** start of Listing **
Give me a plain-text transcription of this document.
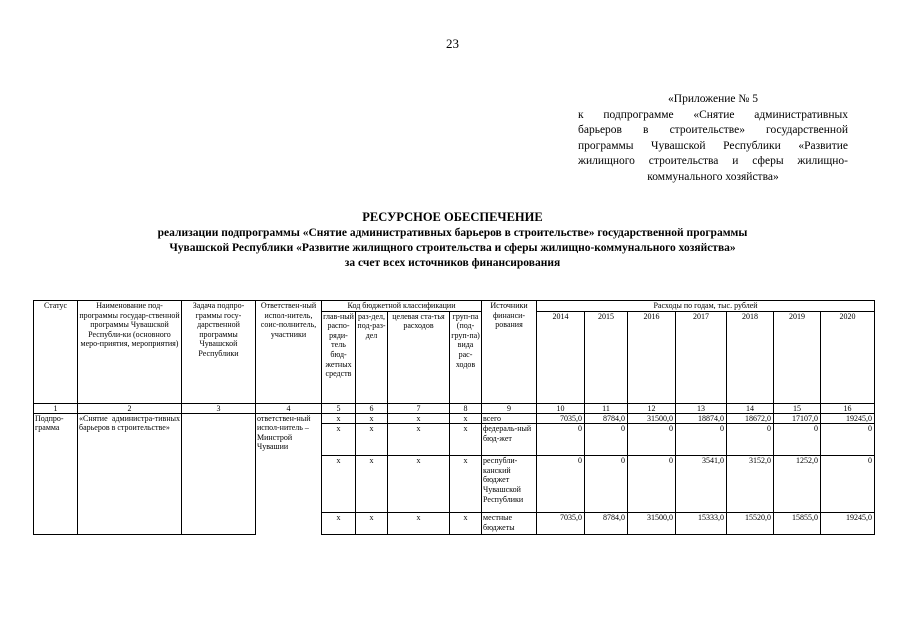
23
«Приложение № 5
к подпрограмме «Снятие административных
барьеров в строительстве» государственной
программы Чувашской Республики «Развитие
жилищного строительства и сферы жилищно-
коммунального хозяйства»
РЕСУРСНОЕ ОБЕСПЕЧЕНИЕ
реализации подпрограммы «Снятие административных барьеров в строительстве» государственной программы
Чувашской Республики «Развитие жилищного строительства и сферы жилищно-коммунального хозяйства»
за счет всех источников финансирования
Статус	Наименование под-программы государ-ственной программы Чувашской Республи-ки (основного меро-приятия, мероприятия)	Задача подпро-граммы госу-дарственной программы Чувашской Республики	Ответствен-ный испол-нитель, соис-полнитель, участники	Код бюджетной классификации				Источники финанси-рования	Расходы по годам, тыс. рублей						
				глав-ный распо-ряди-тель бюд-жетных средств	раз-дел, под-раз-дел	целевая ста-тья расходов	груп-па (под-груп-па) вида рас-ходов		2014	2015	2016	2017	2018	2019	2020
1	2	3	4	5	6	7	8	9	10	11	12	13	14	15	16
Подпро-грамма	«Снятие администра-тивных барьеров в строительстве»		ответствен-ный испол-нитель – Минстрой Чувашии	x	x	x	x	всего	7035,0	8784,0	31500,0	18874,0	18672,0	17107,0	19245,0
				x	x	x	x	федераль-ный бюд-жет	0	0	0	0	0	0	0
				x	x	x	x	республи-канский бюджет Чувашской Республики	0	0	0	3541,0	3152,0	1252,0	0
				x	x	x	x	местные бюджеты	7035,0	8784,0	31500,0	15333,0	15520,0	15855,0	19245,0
** end of Listing **
§ What is being asked: Your answer should be a single number: the count of lines containing the word "барьеров".

§ The response: 3